*WRITTEN INSTRUCTION A*: Name every character set or encoding that the forum post below mentions by name.

*PAGE TEXT*:

-- Start --

Transparent codeset conversion in filesystems ? / was: Re: [osol-discuss] Suggestion: PCFS Open Development Project

Roland Mainz Tue, 23 Jan 2007 22:31:26 -0800

Ienup Sung wrote:
> 
> Yes, we have numerous locales with different codesets. Solaris 10,
> as an example, we have 165 locales with 23 different codesets.
> In many cases, codesets use quite similar representation forms and yet
> the mappings between the code point values and actual characters/glyphs
> are quite different.
> 
> Underlying file systems also have various ways of depositing characters
> althought many new file systems are converging to Unicode. (Even then, among
> those rather new file systems that use Unicode, they use sometimes
> different Unicode encodings not entirely compatible with others byte by
> byte.)
> 
> To solve the problem of not correctly showing non-ASCII characters and yet
> keeping the maximum compatibility with existing applications and also
> numerous locales and codesets it appears that either we tag codeset for
> each file or adopt Unicode, in particular, UTF-8, as the file system codeset
> as the one thing and then add/doing transparent codeset conversion as
> the other. These two could go together or separately supported too.

-- End --

*WRITTEN INSTRUCTION B*: Copy out the records from their first line up to and including the line with "item-number: 11: [494, 481, 508, 493]".

*RECORDS FOR THIS TASK*:
-- Start --

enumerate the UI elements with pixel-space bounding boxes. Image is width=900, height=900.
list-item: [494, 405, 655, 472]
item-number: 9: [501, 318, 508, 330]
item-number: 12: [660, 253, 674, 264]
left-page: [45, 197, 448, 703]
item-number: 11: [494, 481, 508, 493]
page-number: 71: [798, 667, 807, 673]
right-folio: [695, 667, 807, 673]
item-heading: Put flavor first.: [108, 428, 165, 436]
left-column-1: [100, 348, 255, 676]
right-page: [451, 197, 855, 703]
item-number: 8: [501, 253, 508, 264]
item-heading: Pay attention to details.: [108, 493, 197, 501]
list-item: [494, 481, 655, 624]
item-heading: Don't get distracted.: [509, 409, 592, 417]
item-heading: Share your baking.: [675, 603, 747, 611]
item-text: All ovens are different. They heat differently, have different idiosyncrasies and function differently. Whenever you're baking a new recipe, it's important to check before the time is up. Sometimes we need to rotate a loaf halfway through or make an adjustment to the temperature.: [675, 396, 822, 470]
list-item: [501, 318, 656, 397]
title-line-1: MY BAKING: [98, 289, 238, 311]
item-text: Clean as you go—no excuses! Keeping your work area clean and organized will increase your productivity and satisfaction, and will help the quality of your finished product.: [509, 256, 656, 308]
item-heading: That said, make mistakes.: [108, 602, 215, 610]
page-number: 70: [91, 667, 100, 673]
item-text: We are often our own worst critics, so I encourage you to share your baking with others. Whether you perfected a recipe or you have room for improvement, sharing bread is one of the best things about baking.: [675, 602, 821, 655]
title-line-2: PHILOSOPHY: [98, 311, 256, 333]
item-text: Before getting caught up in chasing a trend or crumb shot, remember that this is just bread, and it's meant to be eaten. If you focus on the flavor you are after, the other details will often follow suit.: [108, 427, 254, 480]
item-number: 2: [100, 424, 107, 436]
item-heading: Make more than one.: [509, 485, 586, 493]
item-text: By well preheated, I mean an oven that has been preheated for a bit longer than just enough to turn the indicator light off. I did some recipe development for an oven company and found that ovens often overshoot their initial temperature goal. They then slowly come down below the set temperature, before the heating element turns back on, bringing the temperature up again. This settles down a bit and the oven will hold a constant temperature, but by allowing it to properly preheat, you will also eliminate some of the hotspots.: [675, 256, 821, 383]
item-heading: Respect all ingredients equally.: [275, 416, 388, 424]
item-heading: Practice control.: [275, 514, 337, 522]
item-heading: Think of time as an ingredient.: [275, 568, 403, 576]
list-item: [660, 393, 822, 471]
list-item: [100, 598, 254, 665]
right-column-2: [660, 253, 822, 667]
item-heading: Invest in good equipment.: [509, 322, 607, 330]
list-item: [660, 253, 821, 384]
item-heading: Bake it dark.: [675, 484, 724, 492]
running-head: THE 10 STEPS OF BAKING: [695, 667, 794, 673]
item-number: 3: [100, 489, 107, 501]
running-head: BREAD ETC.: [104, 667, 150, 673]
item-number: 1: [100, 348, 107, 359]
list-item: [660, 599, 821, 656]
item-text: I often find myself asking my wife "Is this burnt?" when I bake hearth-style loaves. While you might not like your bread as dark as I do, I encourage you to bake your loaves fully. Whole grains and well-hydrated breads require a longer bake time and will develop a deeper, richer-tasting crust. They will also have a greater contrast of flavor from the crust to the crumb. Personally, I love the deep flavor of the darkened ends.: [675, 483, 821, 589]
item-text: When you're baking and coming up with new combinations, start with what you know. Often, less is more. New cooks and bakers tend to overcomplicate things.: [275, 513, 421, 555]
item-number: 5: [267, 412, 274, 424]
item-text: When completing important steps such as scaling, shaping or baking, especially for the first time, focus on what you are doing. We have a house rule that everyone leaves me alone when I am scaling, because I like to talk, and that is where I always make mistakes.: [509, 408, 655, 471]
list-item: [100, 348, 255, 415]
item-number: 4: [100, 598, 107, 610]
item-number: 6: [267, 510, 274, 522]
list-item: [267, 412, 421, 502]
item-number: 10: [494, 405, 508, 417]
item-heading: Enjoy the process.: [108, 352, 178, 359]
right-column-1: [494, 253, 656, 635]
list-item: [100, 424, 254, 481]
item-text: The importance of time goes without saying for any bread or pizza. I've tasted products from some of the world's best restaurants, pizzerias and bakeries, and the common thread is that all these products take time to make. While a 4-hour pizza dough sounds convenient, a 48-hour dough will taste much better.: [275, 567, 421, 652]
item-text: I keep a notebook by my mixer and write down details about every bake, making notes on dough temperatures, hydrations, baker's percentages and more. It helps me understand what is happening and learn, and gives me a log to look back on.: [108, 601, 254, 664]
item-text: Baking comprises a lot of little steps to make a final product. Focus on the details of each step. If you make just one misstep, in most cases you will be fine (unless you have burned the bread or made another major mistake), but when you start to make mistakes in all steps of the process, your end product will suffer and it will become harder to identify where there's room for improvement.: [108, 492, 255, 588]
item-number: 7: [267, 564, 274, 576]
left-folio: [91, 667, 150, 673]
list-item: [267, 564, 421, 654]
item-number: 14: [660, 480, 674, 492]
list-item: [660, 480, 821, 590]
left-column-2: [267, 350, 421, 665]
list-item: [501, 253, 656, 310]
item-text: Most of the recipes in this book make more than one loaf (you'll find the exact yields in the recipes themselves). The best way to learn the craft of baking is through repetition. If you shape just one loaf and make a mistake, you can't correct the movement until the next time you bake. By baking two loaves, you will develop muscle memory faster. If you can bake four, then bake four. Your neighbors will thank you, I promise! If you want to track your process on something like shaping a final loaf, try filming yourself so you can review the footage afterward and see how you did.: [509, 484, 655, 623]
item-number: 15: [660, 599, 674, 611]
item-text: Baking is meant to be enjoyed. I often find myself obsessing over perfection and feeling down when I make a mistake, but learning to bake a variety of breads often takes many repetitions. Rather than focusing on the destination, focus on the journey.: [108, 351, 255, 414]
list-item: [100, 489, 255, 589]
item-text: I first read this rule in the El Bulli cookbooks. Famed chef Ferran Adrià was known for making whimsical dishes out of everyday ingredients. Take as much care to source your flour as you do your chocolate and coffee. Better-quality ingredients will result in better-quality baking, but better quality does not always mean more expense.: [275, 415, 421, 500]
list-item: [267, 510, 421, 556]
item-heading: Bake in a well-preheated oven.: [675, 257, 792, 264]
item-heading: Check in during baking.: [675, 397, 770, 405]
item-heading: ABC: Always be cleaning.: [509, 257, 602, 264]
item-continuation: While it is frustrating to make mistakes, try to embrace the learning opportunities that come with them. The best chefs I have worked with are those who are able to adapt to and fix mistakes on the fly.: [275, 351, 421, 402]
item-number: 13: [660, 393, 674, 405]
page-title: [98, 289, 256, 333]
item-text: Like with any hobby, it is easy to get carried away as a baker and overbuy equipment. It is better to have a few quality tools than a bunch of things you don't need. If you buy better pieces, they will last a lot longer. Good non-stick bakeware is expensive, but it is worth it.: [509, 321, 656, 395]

-- End --

*SOLUTION A*: ASCII, Unicode, UTF-8

*SOLUTION B*:
enumerate the UI elements with pixel-space bounding boxes. Image is width=900, height=900.
list-item: [494, 405, 655, 472]
item-number: 9: [501, 318, 508, 330]
item-number: 12: [660, 253, 674, 264]
left-page: [45, 197, 448, 703]
item-number: 11: [494, 481, 508, 493]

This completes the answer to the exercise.